■ DATA LISTING ■
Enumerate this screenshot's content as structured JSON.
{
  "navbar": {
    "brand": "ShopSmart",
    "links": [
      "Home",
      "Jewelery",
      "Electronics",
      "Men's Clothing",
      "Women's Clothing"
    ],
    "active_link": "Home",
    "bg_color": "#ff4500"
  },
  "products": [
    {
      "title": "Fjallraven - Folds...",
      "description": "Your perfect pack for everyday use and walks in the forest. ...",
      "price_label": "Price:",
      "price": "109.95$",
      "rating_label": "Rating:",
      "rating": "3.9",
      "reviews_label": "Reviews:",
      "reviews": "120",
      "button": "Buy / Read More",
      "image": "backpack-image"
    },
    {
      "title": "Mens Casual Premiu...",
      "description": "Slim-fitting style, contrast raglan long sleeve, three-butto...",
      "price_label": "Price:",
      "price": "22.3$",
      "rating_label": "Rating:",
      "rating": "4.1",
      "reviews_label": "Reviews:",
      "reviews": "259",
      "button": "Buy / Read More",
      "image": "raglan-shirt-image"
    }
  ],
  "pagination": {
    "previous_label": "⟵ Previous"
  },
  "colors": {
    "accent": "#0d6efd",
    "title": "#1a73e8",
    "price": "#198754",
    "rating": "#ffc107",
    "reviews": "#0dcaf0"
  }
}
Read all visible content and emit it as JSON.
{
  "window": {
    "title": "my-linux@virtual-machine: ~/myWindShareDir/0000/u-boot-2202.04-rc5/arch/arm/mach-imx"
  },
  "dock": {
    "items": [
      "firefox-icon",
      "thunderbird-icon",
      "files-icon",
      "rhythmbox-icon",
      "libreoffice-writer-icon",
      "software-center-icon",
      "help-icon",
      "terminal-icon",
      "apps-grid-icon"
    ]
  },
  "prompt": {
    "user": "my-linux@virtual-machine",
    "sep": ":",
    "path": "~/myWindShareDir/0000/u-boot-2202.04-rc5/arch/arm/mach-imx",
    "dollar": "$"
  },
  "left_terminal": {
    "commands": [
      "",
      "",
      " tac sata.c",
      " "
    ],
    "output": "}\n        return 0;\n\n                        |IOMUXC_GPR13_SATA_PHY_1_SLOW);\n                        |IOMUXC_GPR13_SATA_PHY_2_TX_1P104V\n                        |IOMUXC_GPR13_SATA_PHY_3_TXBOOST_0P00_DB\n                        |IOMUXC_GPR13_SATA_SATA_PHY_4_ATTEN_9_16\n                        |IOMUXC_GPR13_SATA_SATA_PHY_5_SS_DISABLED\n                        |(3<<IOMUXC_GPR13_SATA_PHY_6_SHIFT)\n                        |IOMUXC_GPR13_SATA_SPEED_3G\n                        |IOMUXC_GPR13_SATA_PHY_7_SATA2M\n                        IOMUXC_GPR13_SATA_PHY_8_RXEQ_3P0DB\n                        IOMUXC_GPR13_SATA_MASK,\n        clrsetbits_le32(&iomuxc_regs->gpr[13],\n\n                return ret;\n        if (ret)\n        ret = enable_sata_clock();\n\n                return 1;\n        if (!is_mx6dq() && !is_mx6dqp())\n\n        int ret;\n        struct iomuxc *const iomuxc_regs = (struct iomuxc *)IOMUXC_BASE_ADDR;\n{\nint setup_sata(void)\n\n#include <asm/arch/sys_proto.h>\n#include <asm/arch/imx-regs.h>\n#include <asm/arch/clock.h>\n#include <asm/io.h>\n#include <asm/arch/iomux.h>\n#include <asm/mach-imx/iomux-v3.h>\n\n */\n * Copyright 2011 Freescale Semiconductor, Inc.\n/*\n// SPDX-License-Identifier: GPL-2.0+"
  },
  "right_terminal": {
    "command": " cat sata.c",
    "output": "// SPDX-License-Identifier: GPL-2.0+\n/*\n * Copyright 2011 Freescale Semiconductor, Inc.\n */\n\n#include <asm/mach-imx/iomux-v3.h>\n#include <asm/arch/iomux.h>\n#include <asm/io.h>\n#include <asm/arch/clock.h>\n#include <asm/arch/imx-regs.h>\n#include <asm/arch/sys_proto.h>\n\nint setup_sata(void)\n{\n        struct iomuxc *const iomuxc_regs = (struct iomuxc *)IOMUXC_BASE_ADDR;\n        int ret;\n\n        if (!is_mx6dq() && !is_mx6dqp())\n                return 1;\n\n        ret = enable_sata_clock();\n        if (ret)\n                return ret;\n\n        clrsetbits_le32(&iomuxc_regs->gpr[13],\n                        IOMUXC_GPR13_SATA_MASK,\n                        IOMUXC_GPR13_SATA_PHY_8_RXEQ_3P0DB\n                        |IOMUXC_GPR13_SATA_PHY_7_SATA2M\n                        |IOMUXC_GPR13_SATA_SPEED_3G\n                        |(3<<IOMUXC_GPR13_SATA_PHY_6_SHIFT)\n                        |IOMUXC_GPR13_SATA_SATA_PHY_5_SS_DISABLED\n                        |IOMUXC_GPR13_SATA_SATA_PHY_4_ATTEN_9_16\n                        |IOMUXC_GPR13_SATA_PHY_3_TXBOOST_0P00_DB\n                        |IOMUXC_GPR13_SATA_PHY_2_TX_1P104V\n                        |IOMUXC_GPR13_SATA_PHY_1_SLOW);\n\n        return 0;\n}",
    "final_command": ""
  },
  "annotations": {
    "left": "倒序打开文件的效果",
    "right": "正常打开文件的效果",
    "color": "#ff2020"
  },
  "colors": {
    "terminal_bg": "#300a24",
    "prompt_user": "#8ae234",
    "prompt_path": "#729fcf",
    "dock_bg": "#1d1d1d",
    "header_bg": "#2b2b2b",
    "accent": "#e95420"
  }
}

■ GIVEN PROBLEM ■
Reproduce every line of the data verbatim.

■ ANSWER IN FULL ■
Enumerate this screenshot's content as structured JSON.
{
  "navbar": {
    "brand": "ShopSmart",
    "links": [
      "Home",
      "Jewelery",
      "Electronics",
      "Men's Clothing",
      "Women's Clothing"
    ],
    "active_link": "Home",
    "bg_color": "#ff4500"
  },
  "products": [
    {
      "title": "Fjallraven - Folds...",
      "description": "Your perfect pack for everyday use and walks in the forest. ...",
      "price_label": "Price:",
      "price": "109.95$",
      "rating_label": "Rating:",
      "rating": "3.9",
      "reviews_label": "Reviews:",
      "reviews": "120",
      "button": "Buy / Read More",
      "image": "backpack-image"
    },
    {
      "title": "Mens Casual Premiu...",
      "description": "Slim-fitting style, contrast raglan long sleeve, three-butto...",
      "price_label": "Price:",
      "price": "22.3$",
      "rating_label": "Rating:",
      "rating": "4.1",
      "reviews_label": "Reviews:",
      "reviews": "259",
      "button": "Buy / Read More",
      "image": "raglan-shirt-image"
    }
  ],
  "pagination": {
    "previous_label": "⟵ Previous"
  },
  "colors": {
    "accent": "#0d6efd",
    "title": "#1a73e8",
    "price": "#198754",
    "rating": "#ffc107",
    "reviews": "#0dcaf0"
  }
}
Read all visible content and emit it as JSON.
{
  "window": {
    "title": "my-linux@virtual-machine: ~/myWindShareDir/0000/u-boot-2202.04-rc5/arch/arm/mach-imx"
  },
  "dock": {
    "items": [
      "firefox-icon",
      "thunderbird-icon",
      "files-icon",
      "rhythmbox-icon",
      "libreoffice-writer-icon",
      "software-center-icon",
      "help-icon",
      "terminal-icon",
      "apps-grid-icon"
    ]
  },
  "prompt": {
    "user": "my-linux@virtual-machine",
    "sep": ":",
    "path": "~/myWindShareDir/0000/u-boot-2202.04-rc5/arch/arm/mach-imx",
    "dollar": "$"
  },
  "left_terminal": {
    "commands": [
      "",
      "",
      " tac sata.c",
      " "
    ],
    "output": "}\n        return 0;\n\n                        |IOMUXC_GPR13_SATA_PHY_1_SLOW);\n                        |IOMUXC_GPR13_SATA_PHY_2_TX_1P104V\n                        |IOMUXC_GPR13_SATA_PHY_3_TXBOOST_0P00_DB\n                        |IOMUXC_GPR13_SATA_SATA_PHY_4_ATTEN_9_16\n                        |IOMUXC_GPR13_SATA_SATA_PHY_5_SS_DISABLED\n                        |(3<<IOMUXC_GPR13_SATA_PHY_6_SHIFT)\n                        |IOMUXC_GPR13_SATA_SPEED_3G\n                        |IOMUXC_GPR13_SATA_PHY_7_SATA2M\n                        IOMUXC_GPR13_SATA_PHY_8_RXEQ_3P0DB\n                        IOMUXC_GPR13_SATA_MASK,\n        clrsetbits_le32(&iomuxc_regs->gpr[13],\n\n                return ret;\n        if (ret)\n        ret = enable_sata_clock();\n\n                return 1;\n        if (!is_mx6dq() && !is_mx6dqp())\n\n        int ret;\n        struct iomuxc *const iomuxc_regs = (struct iomuxc *)IOMUXC_BASE_ADDR;\n{\nint setup_sata(void)\n\n#include <asm/arch/sys_proto.h>\n#include <asm/arch/imx-regs.h>\n#include <asm/arch/clock.h>\n#include <asm/io.h>\n#include <asm/arch/iomux.h>\n#include <asm/mach-imx/iomux-v3.h>\n\n */\n * Copyright 2011 Freescale Semiconductor, Inc.\n/*\n// SPDX-License-Identifier: GPL-2.0+"
  },
  "right_terminal": {
    "command": " cat sata.c",
    "output": "// SPDX-License-Identifier: GPL-2.0+\n/*\n * Copyright 2011 Freescale Semiconductor, Inc.\n */\n\n#include <asm/mach-imx/iomux-v3.h>\n#include <asm/arch/iomux.h>\n#include <asm/io.h>\n#include <asm/arch/clock.h>\n#include <asm/arch/imx-regs.h>\n#include <asm/arch/sys_proto.h>\n\nint setup_sata(void)\n{\n        struct iomuxc *const iomuxc_regs = (struct iomuxc *)IOMUXC_BASE_ADDR;\n        int ret;\n\n        if (!is_mx6dq() && !is_mx6dqp())\n                return 1;\n\n        ret = enable_sata_clock();\n        if (ret)\n                return ret;\n\n        clrsetbits_le32(&iomuxc_regs->gpr[13],\n                        IOMUXC_GPR13_SATA_MASK,\n                        IOMUXC_GPR13_SATA_PHY_8_RXEQ_3P0DB\n                        |IOMUXC_GPR13_SATA_PHY_7_SATA2M\n                        |IOMUXC_GPR13_SATA_SPEED_3G\n                        |(3<<IOMUXC_GPR13_SATA_PHY_6_SHIFT)\n                        |IOMUXC_GPR13_SATA_SATA_PHY_5_SS_DISABLED\n                        |IOMUXC_GPR13_SATA_SATA_PHY_4_ATTEN_9_16\n                        |IOMUXC_GPR13_SATA_PHY_3_TXBOOST_0P00_DB\n                        |IOMUXC_GPR13_SATA_PHY_2_TX_1P104V\n                        |IOMUXC_GPR13_SATA_PHY_1_SLOW);\n\n        return 0;\n}",
    "final_command": ""
  },
  "annotations": {
    "left": "倒序打开文件的效果",
    "right": "正常打开文件的效果",
    "color": "#ff2020"
  },
  "colors": {
    "terminal_bg": "#300a24",
    "prompt_user": "#8ae234",
    "prompt_path": "#729fcf",
    "dock_bg": "#1d1d1d",
    "header_bg": "#2b2b2b",
    "accent": "#e95420"
  }
}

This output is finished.